> [Extracted records]:
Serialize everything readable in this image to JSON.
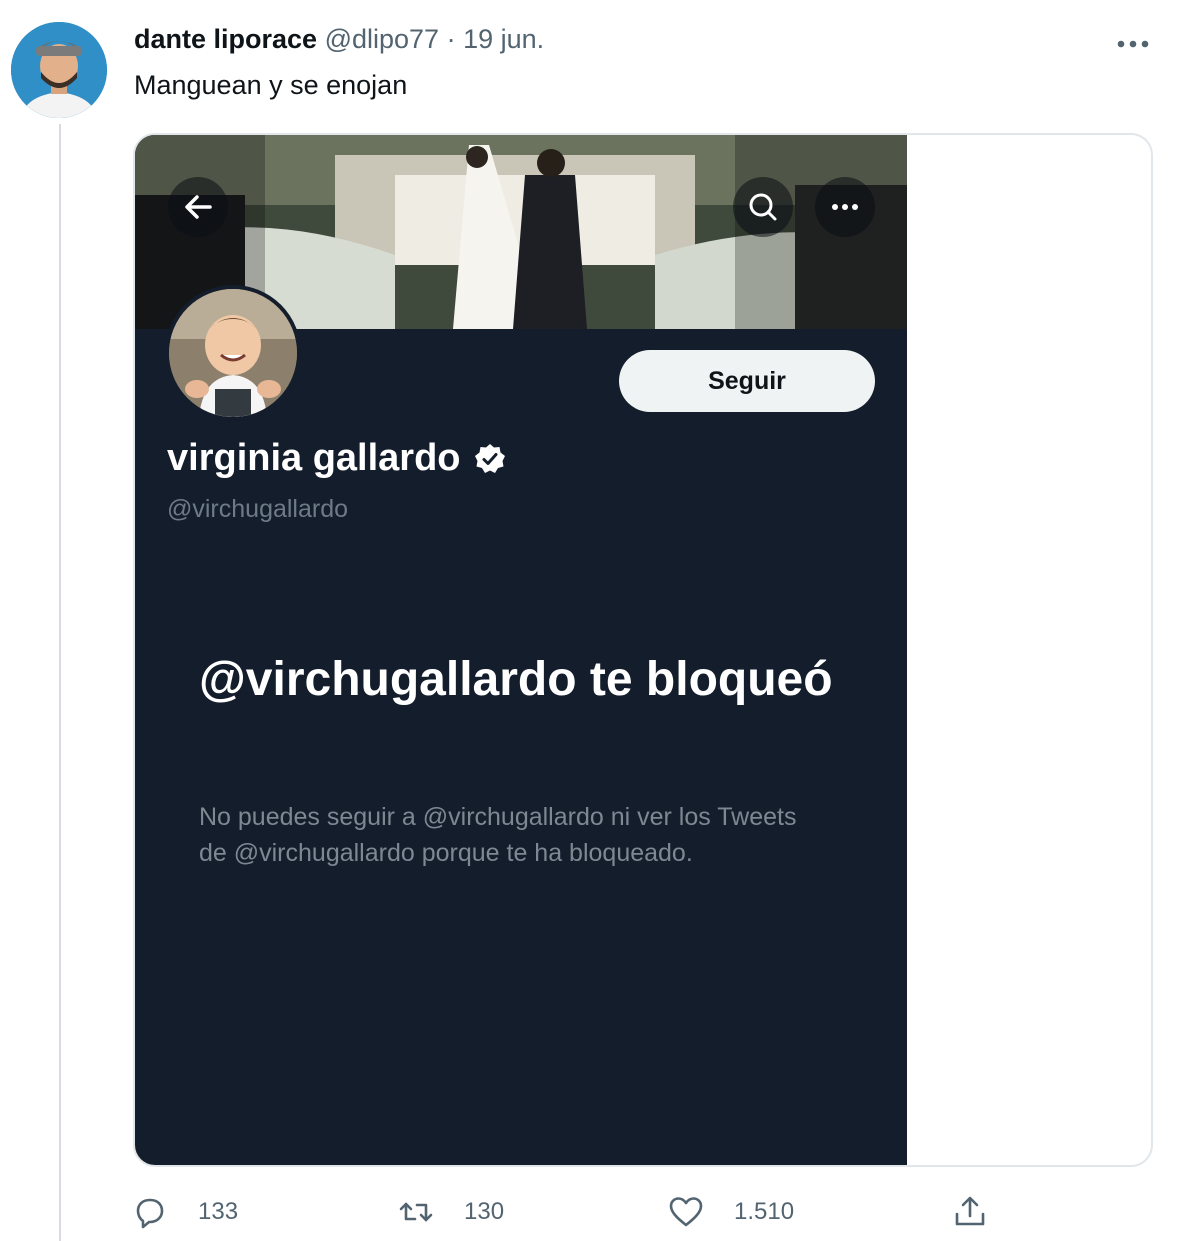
{
  "tweet": {
    "author_name": "dante liporace",
    "handle": "@dlipo77",
    "separator": "·",
    "date": "19 jun.",
    "text": "Manguean y se enojan"
  },
  "screenshot": {
    "profile_name": "virginia gallardo",
    "profile_handle": "@virchugallardo",
    "follow_label": "Seguir",
    "blocked_title": "@virchugallardo te bloqueó",
    "blocked_description": "No puedes seguir a @virchugallardo ni ver los Tweets de @virchugallardo porque te ha bloqueado.",
    "colors": {
      "background": "#141d2c",
      "follow_button": "#eff3f4"
    }
  },
  "actions": {
    "replies": "133",
    "retweets": "130",
    "likes": "1.510"
  },
  "icons": [
    "more-horizontal-icon",
    "back-arrow-icon",
    "search-icon",
    "verified-badge-icon",
    "reply-icon",
    "retweet-icon",
    "like-icon",
    "share-icon"
  ]
}
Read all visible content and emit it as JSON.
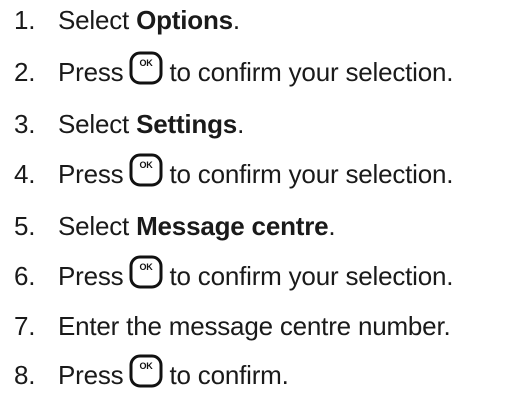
{
  "steps": [
    {
      "num": "1.",
      "pre": "Select ",
      "bold": "Options",
      "post": "."
    },
    {
      "num": "2.",
      "pre": "Press",
      "key": "OK",
      "post": "to confirm your selection."
    },
    {
      "num": "3.",
      "pre": "Select ",
      "bold": "Settings",
      "post": "."
    },
    {
      "num": "4.",
      "pre": "Press",
      "key": "OK",
      "post": "to confirm your selection."
    },
    {
      "num": "5.",
      "pre": "Select ",
      "bold": "Message centre",
      "post": "."
    },
    {
      "num": "6.",
      "pre": "Press",
      "key": "OK",
      "post": "to confirm your selection."
    },
    {
      "num": "7.",
      "pre": "Enter the message centre number."
    },
    {
      "num": "8.",
      "pre": "Press",
      "key": "OK",
      "post": "to confirm."
    }
  ],
  "icons": {
    "ok_key": "ok-key-icon"
  }
}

> [Description of the task]:
Copy in full each line that holds the word "centre".

> [Exercise response]:
      "bold": "Message centre",
      "pre": "Enter the message centre number."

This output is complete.